INSTRUCTION: Report, as a bare number, how many lines contain the string "flames".

(Data excerpts)
--

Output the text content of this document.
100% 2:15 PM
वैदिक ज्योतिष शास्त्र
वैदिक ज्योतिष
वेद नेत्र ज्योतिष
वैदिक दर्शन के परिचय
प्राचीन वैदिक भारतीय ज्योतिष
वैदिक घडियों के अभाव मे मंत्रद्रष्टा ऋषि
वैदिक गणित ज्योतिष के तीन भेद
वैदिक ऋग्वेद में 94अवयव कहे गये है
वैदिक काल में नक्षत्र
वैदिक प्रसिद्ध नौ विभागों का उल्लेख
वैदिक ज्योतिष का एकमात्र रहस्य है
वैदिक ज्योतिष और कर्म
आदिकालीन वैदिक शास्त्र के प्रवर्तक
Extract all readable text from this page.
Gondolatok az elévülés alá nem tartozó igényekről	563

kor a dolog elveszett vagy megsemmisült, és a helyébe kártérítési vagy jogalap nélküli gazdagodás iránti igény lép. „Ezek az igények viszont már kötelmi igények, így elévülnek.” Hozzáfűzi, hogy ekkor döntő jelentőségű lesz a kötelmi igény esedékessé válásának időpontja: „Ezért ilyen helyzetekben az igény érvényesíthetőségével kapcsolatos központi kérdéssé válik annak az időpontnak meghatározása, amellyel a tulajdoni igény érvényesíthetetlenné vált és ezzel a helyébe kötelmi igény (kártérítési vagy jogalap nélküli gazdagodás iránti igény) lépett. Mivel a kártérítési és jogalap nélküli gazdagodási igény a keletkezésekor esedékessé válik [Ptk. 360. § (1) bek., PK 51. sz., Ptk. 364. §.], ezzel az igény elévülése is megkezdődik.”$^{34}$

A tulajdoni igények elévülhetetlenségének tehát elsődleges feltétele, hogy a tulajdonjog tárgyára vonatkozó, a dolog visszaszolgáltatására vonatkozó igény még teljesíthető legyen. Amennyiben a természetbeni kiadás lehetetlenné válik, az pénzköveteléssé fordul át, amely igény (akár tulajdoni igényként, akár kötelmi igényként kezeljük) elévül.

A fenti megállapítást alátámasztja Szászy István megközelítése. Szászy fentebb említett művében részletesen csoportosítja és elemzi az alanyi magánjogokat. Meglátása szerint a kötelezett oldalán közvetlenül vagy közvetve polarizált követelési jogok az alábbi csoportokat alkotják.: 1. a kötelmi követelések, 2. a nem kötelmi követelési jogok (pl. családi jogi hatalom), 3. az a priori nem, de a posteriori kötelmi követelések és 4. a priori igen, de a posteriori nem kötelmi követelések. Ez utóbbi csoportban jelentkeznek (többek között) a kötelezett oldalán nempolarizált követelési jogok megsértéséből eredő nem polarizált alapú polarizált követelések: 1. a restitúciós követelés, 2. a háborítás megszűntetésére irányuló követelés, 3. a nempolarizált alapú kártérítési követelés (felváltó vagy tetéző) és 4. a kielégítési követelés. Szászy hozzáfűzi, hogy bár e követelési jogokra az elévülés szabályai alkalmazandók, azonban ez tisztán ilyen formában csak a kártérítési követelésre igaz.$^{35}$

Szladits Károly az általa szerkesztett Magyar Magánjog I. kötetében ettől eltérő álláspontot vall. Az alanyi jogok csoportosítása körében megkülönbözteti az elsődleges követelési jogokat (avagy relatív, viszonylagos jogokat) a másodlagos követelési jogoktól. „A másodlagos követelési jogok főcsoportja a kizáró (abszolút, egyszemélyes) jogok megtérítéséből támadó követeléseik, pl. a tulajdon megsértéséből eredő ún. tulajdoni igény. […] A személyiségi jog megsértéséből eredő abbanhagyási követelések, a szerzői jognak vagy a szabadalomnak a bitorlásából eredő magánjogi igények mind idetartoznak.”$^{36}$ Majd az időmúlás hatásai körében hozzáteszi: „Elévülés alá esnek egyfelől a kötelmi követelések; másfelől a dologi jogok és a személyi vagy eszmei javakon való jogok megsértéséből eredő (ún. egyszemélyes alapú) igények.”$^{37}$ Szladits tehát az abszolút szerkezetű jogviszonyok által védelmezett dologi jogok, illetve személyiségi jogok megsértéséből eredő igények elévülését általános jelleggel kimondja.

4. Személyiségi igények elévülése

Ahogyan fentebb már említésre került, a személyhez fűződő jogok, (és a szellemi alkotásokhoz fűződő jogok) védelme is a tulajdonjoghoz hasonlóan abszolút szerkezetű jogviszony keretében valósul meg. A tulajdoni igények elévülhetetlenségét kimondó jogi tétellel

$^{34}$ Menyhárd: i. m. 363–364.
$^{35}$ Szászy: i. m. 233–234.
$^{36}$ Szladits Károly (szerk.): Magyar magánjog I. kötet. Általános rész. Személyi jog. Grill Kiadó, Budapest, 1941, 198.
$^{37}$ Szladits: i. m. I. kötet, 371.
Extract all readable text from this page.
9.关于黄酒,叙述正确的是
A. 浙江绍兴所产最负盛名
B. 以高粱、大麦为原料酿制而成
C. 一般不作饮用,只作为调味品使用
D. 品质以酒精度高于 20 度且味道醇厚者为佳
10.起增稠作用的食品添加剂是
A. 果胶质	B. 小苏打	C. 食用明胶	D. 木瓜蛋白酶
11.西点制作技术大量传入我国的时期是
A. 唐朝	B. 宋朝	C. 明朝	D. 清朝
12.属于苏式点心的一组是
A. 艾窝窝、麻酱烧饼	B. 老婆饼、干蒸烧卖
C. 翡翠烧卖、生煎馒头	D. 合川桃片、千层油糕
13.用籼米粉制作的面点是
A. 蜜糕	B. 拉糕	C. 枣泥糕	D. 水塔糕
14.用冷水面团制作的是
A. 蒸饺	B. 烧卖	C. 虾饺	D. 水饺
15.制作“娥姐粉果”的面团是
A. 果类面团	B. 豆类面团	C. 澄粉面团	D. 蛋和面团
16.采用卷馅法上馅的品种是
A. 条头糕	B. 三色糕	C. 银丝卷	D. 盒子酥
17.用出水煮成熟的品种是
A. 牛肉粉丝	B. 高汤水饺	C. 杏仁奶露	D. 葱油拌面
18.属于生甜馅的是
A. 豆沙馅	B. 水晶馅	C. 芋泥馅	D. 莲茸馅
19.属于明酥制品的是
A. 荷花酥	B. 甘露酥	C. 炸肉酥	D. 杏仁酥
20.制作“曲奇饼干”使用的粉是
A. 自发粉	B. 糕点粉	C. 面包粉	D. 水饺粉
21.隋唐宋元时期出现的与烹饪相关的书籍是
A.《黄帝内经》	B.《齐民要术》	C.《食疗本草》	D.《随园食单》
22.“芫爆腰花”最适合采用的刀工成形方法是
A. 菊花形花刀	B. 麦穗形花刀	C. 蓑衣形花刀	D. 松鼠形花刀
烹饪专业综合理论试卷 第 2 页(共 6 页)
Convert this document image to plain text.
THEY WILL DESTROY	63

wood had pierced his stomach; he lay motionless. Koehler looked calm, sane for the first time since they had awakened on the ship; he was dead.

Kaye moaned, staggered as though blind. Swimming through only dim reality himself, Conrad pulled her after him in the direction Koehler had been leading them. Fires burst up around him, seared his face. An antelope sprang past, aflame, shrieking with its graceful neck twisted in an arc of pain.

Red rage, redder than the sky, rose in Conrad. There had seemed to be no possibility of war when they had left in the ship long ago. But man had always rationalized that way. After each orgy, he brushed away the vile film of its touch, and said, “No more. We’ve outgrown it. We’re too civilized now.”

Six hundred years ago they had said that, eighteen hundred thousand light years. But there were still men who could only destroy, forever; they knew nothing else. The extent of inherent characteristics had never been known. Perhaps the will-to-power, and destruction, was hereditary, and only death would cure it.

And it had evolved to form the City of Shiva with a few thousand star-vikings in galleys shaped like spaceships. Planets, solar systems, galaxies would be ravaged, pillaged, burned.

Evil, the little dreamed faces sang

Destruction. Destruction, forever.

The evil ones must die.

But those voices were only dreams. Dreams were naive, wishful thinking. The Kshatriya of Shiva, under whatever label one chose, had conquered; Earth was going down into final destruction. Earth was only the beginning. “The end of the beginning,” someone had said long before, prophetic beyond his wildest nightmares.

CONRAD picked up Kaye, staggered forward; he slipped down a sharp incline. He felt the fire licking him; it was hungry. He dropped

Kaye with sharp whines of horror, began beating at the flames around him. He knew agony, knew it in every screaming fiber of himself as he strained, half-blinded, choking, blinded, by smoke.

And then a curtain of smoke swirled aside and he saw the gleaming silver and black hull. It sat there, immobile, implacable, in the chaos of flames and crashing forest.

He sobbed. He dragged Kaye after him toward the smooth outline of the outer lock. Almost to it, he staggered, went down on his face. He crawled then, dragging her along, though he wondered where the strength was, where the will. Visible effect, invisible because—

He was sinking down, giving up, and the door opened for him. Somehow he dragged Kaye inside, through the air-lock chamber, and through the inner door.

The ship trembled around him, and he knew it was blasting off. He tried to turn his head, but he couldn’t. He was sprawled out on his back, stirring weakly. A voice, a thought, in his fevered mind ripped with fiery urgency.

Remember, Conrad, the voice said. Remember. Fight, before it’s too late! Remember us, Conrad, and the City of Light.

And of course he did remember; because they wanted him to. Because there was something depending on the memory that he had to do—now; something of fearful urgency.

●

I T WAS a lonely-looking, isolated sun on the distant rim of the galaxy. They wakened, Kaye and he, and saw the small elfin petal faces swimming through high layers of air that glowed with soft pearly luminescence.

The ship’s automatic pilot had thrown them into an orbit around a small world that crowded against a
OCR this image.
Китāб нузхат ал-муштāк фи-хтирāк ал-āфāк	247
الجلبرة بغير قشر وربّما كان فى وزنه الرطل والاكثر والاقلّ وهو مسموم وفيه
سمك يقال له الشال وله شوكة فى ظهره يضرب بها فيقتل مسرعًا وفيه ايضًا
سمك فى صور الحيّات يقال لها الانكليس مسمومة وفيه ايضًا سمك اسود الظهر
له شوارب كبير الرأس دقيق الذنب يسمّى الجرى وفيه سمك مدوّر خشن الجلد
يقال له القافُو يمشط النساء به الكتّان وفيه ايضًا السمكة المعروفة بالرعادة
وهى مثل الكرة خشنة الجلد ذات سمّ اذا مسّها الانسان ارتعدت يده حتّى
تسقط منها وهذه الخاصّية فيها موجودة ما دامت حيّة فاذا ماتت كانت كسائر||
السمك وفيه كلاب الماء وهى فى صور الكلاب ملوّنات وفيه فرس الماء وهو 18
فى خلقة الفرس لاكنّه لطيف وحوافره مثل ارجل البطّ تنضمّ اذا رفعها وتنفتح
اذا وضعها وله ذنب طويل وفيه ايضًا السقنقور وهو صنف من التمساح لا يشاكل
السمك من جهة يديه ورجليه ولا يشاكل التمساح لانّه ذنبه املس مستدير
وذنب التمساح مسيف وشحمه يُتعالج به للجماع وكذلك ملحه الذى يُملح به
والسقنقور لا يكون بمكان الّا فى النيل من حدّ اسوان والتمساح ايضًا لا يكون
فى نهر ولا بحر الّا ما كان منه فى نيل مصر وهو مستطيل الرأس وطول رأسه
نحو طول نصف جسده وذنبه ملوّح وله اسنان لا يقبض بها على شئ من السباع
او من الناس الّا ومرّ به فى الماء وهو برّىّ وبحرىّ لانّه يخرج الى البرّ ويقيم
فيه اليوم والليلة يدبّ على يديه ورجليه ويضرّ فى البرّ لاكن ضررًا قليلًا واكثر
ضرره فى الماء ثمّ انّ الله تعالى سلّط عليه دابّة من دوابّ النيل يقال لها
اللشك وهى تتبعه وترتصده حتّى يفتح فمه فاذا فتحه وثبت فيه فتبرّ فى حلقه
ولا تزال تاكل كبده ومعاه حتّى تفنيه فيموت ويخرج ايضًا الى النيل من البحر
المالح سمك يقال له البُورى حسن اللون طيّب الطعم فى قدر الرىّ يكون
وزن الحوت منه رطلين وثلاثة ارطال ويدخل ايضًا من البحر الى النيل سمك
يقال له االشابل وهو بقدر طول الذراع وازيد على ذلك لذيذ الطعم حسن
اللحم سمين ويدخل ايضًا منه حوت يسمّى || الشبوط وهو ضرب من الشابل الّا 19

--

OUTPUT FOR THIS EXERCISE: 2